Sift the material for lines containing "points", and return them.

════

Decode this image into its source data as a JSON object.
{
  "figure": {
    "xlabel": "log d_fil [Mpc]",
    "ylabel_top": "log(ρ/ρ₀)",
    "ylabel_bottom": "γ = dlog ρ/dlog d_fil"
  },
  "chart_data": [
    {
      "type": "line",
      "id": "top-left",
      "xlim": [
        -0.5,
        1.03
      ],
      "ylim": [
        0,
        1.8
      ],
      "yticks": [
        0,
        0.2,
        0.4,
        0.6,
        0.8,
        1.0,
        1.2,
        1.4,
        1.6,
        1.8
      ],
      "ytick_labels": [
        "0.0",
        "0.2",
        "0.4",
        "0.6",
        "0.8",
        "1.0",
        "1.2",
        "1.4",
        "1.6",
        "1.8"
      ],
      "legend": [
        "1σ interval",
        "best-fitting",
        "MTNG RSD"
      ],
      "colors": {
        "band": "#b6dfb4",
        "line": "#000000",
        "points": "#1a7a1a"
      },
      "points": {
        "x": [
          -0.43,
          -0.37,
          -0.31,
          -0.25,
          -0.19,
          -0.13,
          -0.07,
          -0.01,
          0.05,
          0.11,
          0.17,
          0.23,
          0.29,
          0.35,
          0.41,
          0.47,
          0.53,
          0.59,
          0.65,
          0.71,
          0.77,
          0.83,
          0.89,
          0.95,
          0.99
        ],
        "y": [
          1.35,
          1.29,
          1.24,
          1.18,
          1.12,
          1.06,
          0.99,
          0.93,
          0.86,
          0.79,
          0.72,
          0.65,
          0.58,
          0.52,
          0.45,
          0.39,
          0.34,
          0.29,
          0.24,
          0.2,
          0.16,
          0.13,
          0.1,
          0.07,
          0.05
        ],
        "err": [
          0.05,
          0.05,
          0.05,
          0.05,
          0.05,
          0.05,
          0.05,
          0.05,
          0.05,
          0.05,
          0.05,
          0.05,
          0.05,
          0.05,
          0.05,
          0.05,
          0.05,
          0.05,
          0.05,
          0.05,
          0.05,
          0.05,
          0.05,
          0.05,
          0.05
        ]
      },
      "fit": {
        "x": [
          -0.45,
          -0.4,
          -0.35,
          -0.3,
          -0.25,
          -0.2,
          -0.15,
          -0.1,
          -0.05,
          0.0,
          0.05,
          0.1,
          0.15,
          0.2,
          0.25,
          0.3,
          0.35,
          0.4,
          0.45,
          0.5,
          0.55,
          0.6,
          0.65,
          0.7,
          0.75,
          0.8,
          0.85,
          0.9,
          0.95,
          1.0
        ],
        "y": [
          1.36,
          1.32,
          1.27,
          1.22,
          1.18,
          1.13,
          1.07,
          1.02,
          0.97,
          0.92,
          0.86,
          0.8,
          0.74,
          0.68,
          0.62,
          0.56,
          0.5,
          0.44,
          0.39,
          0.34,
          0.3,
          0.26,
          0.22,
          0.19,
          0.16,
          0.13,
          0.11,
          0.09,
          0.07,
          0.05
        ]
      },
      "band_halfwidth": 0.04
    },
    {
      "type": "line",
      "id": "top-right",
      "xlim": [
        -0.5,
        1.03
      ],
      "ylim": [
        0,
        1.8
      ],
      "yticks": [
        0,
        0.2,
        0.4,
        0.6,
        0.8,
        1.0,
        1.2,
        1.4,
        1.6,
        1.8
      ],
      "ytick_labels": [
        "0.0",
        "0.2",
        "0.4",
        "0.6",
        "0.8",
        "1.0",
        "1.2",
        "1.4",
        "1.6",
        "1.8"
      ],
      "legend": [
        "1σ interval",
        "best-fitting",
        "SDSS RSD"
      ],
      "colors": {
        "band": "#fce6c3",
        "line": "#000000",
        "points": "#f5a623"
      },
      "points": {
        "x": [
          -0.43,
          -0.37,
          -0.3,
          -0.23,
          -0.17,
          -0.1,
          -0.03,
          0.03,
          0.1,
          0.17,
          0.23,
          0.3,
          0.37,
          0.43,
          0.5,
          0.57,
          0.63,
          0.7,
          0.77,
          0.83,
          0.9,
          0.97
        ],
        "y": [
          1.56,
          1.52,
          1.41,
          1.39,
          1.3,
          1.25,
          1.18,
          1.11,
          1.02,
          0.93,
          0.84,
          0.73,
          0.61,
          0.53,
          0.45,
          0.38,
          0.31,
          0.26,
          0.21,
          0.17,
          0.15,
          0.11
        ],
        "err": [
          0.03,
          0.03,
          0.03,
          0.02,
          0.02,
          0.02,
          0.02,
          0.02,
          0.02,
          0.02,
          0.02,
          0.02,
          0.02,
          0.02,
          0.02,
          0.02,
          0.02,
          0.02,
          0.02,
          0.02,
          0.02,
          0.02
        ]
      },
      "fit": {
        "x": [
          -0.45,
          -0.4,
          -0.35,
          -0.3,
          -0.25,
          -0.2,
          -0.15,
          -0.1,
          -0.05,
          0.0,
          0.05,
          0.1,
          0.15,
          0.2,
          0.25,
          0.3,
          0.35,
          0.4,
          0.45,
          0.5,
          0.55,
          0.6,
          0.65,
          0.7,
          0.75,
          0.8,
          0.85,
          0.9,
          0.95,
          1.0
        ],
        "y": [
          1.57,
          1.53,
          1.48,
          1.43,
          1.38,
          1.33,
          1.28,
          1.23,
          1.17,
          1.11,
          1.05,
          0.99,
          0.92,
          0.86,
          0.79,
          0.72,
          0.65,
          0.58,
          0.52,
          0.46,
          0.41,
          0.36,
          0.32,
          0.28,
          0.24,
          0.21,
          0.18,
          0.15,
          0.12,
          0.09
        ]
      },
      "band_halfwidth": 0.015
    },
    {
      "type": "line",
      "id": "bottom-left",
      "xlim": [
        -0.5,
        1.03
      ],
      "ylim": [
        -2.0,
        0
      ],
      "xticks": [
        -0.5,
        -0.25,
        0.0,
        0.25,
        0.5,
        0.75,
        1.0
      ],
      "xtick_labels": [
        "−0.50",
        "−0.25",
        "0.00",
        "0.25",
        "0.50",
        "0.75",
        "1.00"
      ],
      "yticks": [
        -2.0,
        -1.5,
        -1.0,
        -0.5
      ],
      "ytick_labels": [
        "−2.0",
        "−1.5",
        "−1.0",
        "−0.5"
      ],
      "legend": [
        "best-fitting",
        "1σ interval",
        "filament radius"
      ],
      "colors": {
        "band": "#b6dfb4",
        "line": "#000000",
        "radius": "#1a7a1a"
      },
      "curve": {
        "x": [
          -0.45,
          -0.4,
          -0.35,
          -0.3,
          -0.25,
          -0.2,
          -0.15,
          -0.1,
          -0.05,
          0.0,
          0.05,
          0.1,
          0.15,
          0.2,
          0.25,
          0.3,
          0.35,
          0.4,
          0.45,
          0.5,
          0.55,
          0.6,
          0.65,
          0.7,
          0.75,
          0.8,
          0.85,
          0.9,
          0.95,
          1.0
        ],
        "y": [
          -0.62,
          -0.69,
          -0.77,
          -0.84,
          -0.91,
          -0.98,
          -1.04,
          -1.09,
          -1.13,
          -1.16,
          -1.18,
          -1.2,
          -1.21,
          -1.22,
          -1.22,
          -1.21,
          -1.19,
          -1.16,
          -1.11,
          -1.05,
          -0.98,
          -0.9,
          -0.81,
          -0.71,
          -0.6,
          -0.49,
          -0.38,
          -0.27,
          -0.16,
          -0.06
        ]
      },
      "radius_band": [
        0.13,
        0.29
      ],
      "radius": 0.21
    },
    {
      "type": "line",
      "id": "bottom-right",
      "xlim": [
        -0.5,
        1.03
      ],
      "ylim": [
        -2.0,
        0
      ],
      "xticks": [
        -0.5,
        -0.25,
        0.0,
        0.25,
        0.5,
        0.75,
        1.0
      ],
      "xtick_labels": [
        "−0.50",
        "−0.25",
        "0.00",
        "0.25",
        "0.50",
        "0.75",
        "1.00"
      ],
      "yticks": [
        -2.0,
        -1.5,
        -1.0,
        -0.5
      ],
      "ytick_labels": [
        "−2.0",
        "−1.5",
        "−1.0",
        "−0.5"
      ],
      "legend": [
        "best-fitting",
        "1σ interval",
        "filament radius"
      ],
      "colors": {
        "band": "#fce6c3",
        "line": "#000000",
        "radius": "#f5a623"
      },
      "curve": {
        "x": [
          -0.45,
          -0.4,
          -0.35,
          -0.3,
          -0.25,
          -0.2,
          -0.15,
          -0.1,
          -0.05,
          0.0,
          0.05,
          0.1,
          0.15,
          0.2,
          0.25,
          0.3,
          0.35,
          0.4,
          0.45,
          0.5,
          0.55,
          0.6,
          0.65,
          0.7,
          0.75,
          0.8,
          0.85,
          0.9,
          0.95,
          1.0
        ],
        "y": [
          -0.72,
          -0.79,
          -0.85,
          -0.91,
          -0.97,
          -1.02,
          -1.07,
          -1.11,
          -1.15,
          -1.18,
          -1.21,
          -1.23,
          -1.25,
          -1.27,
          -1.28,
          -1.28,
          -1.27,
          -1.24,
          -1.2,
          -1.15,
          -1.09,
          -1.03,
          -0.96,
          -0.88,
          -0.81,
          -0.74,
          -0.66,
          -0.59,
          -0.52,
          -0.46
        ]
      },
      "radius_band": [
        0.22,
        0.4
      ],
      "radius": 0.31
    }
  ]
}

════

• [Output of the task]:
        "points": "#1a7a1a"
      "points": {
        "points": "#f5a623"
      "points": {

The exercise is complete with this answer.